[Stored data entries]
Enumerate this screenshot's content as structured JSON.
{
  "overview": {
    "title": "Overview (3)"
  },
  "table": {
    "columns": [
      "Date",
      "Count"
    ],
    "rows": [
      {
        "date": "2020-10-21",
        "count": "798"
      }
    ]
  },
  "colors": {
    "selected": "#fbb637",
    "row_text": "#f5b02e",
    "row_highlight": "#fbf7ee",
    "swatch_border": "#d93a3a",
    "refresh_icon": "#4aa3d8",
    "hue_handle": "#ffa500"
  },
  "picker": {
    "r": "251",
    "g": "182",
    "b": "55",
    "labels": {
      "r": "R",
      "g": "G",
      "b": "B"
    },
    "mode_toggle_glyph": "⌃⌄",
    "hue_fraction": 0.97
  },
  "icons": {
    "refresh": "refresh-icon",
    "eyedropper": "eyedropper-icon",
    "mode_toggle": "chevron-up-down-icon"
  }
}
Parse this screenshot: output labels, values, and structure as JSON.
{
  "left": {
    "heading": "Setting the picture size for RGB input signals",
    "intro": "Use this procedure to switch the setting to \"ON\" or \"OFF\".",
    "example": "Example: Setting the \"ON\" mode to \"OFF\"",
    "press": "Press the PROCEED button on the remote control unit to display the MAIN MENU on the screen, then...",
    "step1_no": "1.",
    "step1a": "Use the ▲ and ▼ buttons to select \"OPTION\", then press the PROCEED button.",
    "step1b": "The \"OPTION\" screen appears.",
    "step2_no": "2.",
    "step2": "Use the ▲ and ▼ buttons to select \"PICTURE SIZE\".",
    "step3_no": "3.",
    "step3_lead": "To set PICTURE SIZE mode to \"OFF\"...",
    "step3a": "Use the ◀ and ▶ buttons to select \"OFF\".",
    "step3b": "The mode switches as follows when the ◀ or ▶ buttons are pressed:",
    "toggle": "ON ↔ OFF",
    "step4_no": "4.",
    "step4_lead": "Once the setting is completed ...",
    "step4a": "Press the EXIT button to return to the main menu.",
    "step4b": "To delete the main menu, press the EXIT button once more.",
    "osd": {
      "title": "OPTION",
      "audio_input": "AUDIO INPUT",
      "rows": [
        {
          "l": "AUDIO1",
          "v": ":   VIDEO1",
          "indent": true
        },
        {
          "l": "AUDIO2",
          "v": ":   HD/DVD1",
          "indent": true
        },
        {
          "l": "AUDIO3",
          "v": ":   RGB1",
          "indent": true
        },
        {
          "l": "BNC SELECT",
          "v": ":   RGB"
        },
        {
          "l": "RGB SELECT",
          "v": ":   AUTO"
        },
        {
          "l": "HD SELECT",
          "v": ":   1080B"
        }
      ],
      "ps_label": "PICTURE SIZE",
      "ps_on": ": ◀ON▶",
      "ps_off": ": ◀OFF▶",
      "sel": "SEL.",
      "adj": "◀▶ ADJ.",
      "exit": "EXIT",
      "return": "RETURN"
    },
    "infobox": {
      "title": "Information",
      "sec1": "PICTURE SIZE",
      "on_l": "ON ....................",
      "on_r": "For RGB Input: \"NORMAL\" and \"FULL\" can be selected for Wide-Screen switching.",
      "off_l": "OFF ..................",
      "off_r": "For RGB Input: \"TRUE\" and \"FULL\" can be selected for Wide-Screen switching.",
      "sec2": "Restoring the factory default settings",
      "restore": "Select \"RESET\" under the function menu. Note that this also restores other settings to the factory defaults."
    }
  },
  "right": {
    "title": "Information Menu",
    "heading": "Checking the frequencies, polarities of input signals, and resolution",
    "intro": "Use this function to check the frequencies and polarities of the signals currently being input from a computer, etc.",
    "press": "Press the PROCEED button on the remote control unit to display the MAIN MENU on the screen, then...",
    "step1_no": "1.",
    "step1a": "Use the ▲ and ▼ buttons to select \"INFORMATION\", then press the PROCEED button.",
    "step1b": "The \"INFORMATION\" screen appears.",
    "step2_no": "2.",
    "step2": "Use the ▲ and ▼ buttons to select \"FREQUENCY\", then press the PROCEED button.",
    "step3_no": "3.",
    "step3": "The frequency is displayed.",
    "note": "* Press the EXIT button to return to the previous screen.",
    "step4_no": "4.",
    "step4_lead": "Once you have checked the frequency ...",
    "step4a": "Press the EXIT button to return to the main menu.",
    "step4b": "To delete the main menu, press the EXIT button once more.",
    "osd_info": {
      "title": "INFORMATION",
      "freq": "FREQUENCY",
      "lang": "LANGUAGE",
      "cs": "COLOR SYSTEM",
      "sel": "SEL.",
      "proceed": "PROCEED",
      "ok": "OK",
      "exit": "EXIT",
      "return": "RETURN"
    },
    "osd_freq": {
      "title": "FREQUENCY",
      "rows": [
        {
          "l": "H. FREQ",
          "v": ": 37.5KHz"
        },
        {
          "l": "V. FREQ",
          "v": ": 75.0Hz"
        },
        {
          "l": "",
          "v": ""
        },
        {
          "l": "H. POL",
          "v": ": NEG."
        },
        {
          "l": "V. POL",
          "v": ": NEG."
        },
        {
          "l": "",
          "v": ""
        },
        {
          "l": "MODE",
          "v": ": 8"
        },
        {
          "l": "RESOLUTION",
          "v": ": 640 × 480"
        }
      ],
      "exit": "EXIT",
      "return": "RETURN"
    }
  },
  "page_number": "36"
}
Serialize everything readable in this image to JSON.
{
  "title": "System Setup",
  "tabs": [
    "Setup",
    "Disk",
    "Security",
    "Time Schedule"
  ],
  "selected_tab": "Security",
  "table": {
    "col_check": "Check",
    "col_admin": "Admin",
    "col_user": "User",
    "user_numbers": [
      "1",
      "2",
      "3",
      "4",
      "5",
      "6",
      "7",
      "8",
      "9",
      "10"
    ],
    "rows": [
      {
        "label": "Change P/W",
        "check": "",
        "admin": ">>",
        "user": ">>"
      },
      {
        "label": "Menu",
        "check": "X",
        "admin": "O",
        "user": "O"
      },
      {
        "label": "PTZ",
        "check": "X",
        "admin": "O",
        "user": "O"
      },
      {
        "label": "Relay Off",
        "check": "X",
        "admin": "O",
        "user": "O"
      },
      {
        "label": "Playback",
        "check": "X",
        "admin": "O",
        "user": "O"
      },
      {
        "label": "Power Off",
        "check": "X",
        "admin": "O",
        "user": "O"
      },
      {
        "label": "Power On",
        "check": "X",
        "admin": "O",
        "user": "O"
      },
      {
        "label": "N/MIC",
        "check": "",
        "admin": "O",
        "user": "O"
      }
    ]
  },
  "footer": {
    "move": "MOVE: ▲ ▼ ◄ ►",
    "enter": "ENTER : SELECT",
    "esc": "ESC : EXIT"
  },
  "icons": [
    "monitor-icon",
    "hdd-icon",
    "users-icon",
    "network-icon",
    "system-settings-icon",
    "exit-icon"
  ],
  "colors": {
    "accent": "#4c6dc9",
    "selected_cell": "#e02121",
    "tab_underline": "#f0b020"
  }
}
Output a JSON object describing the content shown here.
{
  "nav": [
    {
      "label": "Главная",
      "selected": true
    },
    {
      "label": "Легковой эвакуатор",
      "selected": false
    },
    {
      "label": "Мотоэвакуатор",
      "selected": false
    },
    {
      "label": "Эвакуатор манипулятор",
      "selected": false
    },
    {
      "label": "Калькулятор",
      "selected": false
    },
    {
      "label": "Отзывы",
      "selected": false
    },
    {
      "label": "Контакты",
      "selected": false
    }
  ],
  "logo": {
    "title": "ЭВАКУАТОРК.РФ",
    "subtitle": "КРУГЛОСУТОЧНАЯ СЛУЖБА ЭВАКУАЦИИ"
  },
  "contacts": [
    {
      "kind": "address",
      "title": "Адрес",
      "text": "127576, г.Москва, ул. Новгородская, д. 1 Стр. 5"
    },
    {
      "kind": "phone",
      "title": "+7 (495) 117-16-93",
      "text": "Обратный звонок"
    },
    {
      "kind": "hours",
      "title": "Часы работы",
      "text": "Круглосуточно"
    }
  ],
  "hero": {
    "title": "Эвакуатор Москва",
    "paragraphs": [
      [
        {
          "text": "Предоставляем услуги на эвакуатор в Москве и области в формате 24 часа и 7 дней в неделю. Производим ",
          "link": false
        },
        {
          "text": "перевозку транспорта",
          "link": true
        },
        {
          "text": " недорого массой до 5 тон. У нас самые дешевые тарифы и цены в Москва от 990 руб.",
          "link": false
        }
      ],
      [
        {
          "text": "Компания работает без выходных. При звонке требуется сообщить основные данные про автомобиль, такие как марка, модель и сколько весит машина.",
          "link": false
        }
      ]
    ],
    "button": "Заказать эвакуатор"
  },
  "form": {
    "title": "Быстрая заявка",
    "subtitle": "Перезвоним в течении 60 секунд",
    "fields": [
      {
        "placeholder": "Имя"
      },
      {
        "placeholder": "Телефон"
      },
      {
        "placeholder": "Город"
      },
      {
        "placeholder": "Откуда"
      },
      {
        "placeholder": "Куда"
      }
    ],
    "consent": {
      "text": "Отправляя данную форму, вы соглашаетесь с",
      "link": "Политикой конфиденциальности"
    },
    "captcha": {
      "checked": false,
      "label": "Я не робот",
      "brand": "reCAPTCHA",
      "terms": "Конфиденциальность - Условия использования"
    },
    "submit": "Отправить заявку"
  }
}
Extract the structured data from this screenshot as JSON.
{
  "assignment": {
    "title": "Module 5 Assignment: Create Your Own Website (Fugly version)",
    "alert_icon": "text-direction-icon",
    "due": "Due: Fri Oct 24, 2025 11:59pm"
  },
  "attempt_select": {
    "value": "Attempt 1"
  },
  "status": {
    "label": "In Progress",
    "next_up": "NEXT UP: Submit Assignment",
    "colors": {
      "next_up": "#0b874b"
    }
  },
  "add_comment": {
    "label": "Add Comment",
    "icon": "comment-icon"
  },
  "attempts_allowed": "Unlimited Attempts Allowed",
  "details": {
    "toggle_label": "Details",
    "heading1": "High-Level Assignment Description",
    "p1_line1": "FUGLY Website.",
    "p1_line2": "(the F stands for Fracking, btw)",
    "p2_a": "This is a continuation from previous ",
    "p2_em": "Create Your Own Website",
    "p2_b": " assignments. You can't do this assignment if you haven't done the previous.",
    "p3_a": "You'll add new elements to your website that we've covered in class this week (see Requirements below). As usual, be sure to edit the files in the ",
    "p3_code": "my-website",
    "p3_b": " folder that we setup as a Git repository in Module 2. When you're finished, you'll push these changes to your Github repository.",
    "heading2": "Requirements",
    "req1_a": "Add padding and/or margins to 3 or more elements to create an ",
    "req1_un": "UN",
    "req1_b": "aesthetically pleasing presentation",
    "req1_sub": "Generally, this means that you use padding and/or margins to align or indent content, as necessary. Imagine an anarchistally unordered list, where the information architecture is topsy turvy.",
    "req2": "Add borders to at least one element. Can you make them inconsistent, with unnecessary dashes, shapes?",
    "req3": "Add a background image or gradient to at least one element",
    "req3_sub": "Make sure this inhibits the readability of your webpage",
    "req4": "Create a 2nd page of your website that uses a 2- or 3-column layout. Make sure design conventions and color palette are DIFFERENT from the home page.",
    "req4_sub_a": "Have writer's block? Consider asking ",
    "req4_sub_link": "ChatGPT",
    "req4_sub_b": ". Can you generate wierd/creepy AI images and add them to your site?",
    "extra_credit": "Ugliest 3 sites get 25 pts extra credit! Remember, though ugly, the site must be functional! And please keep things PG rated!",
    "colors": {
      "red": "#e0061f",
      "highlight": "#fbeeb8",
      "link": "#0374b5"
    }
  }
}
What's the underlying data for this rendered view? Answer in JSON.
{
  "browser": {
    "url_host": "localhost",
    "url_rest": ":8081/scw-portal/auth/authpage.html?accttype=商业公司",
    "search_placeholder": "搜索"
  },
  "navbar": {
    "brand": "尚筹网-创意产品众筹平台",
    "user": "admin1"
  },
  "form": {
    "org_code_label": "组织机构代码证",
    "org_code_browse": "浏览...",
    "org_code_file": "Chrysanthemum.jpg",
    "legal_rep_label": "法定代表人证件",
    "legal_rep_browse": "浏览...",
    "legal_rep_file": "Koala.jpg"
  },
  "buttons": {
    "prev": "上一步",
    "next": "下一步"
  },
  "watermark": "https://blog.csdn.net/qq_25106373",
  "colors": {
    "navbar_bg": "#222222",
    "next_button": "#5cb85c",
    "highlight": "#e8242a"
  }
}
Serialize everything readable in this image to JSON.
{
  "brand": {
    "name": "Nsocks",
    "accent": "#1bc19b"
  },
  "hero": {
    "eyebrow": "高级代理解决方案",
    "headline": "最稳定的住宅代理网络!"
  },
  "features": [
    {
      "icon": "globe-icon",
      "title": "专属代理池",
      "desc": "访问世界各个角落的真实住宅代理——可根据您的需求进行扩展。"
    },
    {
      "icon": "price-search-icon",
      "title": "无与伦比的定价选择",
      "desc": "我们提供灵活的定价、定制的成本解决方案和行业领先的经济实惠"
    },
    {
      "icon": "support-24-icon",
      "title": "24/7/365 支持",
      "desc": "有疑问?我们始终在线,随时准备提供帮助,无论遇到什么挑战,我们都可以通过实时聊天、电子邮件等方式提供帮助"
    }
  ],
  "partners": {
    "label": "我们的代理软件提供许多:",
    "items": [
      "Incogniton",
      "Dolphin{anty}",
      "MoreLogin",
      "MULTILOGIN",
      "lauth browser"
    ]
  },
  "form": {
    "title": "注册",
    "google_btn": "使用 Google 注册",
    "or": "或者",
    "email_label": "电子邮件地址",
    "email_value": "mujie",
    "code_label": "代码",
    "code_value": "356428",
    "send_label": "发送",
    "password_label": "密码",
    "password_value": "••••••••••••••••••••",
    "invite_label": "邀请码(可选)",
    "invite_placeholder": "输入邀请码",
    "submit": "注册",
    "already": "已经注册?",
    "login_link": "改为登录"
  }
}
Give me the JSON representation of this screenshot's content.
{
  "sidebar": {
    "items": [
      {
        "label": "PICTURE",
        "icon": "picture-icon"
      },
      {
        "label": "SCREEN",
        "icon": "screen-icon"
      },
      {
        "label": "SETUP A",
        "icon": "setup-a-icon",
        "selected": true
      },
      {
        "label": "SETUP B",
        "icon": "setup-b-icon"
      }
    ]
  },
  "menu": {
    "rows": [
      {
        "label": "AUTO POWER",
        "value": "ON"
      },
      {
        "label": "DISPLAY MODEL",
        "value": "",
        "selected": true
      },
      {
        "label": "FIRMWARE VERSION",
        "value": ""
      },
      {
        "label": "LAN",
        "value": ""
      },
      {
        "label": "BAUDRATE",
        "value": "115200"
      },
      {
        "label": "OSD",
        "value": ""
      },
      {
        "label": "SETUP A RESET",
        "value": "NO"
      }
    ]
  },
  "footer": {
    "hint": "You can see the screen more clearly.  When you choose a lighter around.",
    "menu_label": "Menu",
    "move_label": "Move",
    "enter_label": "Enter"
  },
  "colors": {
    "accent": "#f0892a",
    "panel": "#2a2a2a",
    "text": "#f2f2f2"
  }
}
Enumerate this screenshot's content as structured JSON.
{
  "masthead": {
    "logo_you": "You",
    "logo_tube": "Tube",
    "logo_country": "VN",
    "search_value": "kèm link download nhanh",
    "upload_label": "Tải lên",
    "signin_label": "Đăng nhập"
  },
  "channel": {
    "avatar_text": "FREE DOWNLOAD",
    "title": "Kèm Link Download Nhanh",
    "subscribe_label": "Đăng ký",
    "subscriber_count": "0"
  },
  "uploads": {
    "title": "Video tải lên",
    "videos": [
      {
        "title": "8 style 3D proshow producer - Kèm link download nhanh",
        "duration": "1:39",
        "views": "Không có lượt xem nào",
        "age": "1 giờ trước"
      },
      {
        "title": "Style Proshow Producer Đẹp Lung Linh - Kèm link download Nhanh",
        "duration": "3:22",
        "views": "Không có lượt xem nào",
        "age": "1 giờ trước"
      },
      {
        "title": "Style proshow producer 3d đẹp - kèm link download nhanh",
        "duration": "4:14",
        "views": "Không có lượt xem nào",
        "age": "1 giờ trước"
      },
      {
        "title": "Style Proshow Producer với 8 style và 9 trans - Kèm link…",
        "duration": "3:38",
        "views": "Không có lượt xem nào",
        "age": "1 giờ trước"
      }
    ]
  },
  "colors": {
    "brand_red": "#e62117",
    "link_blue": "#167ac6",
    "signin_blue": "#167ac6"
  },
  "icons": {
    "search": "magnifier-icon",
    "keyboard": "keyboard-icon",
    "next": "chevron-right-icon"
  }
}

## TASK DETAILS
Search the data above for the word "margins", then gather each line in which it appears.

## EXERCISE OUTPUT
    "req1_a": "Add padding and/or margins to 3 or more elements to create an ",
    "req1_sub": "Generally, this means that you use padding and/or margins to align or indent content, as necessary. Imagine an anarchistally unordered list, where the information architecture is topsy turvy.",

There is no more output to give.